▶ Stated exercise
Leave out the pictures and repeat every record exactly.

(Stored data entries)
# # # #

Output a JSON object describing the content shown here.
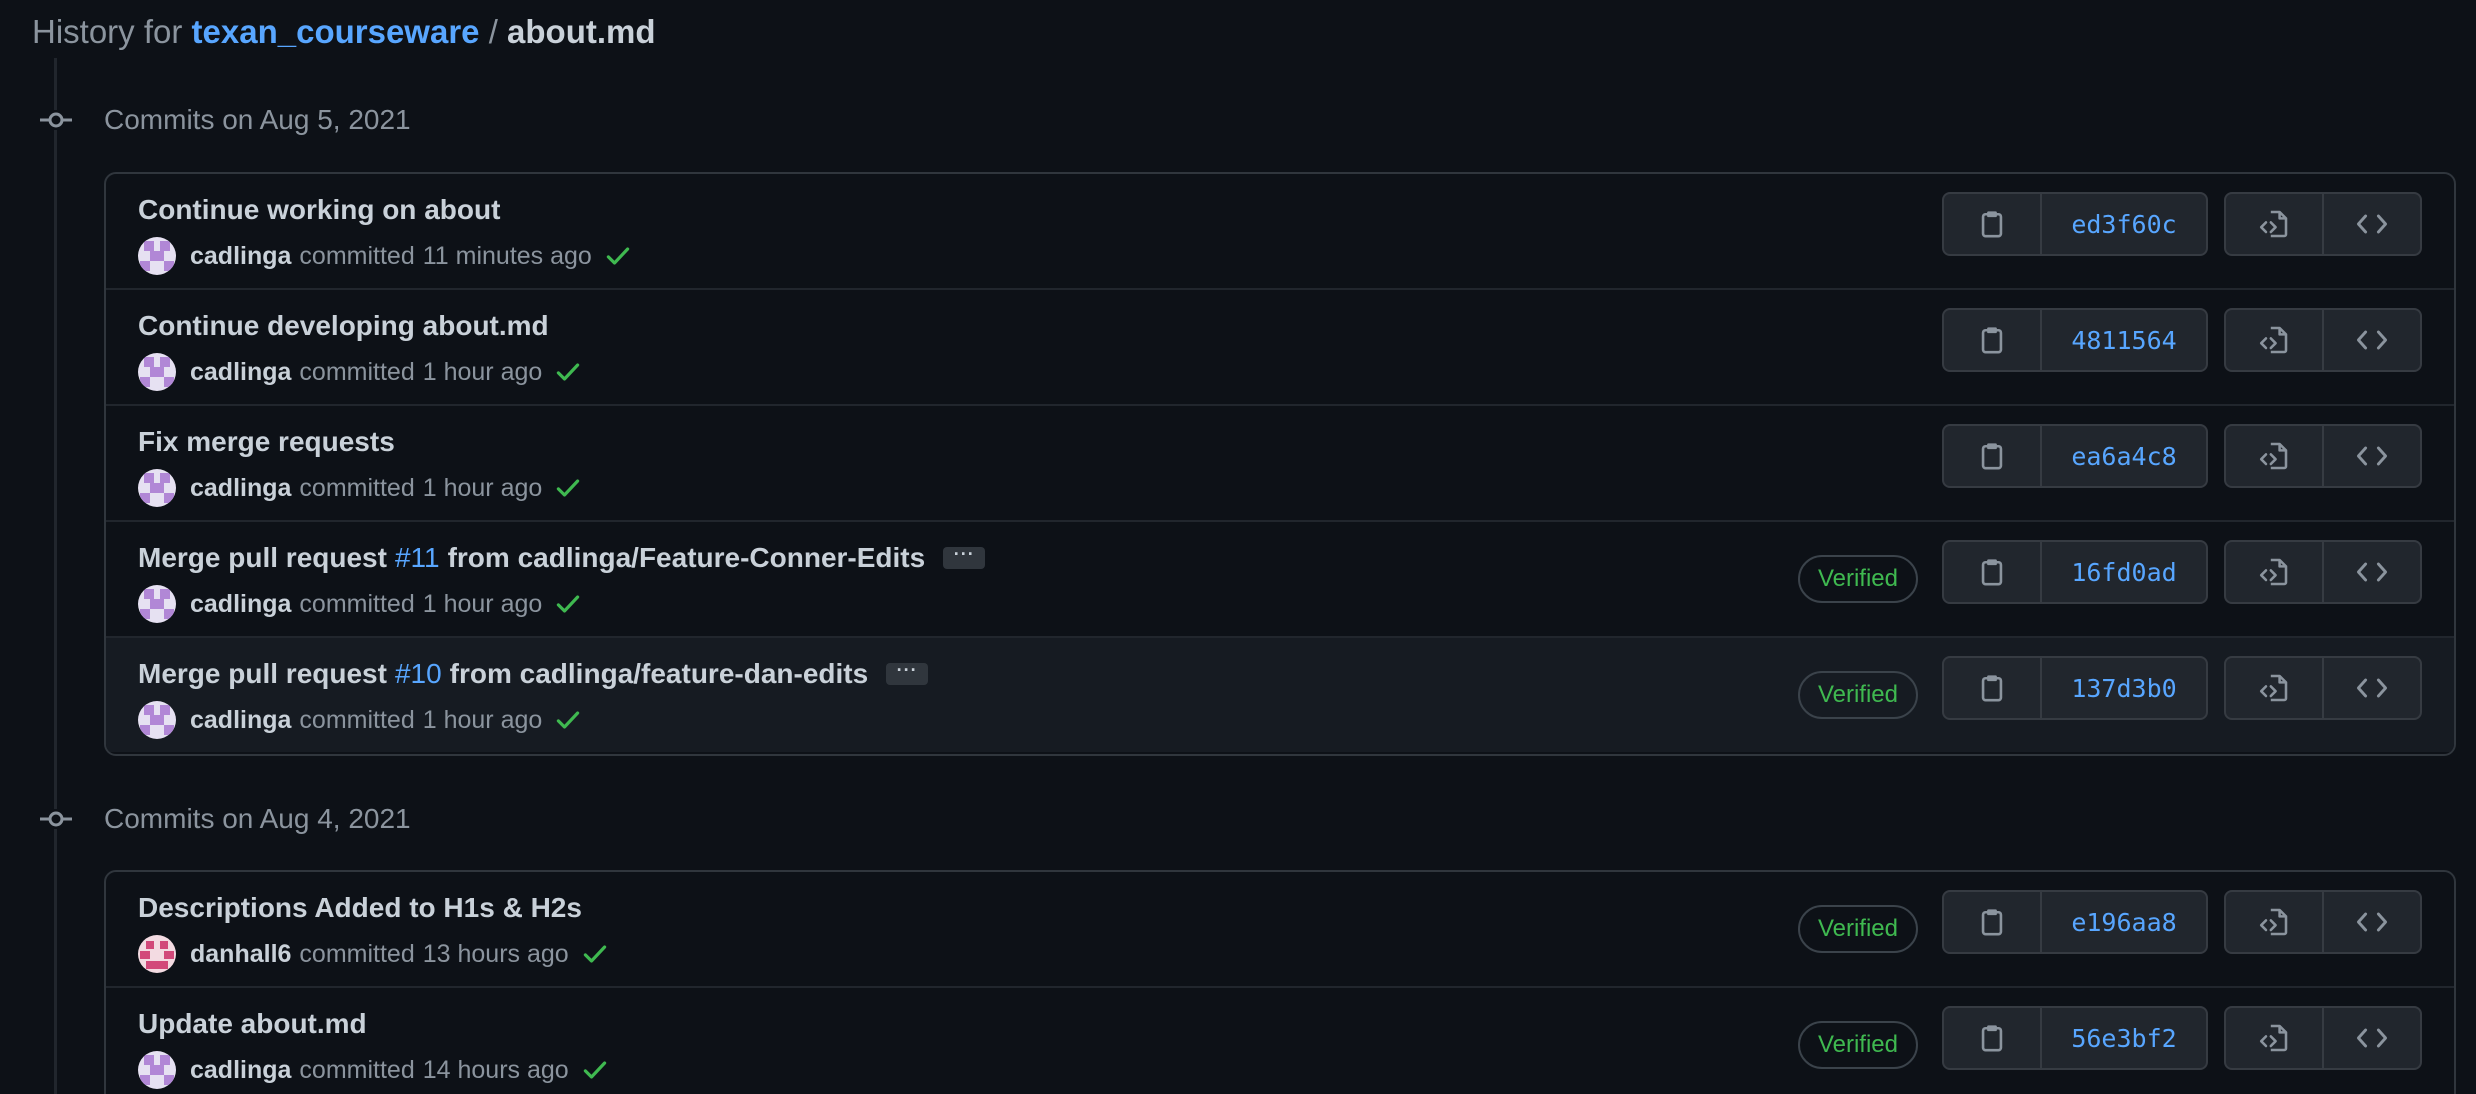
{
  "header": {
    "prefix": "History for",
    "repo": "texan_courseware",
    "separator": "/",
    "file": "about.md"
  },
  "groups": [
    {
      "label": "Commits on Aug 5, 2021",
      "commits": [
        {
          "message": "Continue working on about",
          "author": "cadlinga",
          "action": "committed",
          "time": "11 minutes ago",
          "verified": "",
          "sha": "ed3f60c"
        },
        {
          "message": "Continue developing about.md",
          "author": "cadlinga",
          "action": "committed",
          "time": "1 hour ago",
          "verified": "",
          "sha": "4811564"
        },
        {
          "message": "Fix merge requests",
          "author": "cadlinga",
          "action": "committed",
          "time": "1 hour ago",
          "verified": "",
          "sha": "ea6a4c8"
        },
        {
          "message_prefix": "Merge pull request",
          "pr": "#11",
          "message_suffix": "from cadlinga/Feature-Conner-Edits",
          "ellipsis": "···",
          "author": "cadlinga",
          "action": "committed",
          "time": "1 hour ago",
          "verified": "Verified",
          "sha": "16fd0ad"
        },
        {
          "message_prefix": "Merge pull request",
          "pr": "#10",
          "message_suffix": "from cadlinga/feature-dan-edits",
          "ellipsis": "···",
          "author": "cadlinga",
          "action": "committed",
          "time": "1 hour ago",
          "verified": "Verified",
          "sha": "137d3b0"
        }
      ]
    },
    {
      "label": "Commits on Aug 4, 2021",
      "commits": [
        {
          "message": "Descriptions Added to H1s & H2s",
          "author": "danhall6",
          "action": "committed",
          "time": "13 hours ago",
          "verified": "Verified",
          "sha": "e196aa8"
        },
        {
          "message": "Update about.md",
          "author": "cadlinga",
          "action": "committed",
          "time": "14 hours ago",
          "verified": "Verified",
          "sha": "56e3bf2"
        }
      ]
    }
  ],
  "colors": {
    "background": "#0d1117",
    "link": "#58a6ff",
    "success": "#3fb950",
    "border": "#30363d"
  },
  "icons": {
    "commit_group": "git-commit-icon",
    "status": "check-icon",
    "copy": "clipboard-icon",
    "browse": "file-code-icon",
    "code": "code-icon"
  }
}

# # # #

▶ Exercise solution
Output a JSON object describing the content shown here.
{
  "header": {
    "prefix": "History for",
    "repo": "texan_courseware",
    "separator": "/",
    "file": "about.md"
  },
  "groups": [
    {
      "label": "Commits on Aug 5, 2021",
      "commits": [
        {
          "message": "Continue working on about",
          "author": "cadlinga",
          "action": "committed",
          "time": "11 minutes ago",
          "verified": "",
          "sha": "ed3f60c"
        },
        {
          "message": "Continue developing about.md",
          "author": "cadlinga",
          "action": "committed",
          "time": "1 hour ago",
          "verified": "",
          "sha": "4811564"
        },
        {
          "message": "Fix merge requests",
          "author": "cadlinga",
          "action": "committed",
          "time": "1 hour ago",
          "verified": "",
          "sha": "ea6a4c8"
        },
        {
          "message_prefix": "Merge pull request",
          "pr": "#11",
          "message_suffix": "from cadlinga/Feature-Conner-Edits",
          "ellipsis": "···",
          "author": "cadlinga",
          "action": "committed",
          "time": "1 hour ago",
          "verified": "Verified",
          "sha": "16fd0ad"
        },
        {
          "message_prefix": "Merge pull request",
          "pr": "#10",
          "message_suffix": "from cadlinga/feature-dan-edits",
          "ellipsis": "···",
          "author": "cadlinga",
          "action": "committed",
          "time": "1 hour ago",
          "verified": "Verified",
          "sha": "137d3b0"
        }
      ]
    },
    {
      "label": "Commits on Aug 4, 2021",
      "commits": [
        {
          "message": "Descriptions Added to H1s & H2s",
          "author": "danhall6",
          "action": "committed",
          "time": "13 hours ago",
          "verified": "Verified",
          "sha": "e196aa8"
        },
        {
          "message": "Update about.md",
          "author": "cadlinga",
          "action": "committed",
          "time": "14 hours ago",
          "verified": "Verified",
          "sha": "56e3bf2"
        }
      ]
    }
  ],
  "colors": {
    "background": "#0d1117",
    "link": "#58a6ff",
    "success": "#3fb950",
    "border": "#30363d"
  },
  "icons": {
    "commit_group": "git-commit-icon",
    "status": "check-icon",
    "copy": "clipboard-icon",
    "browse": "file-code-icon",
    "code": "code-icon"
  }
}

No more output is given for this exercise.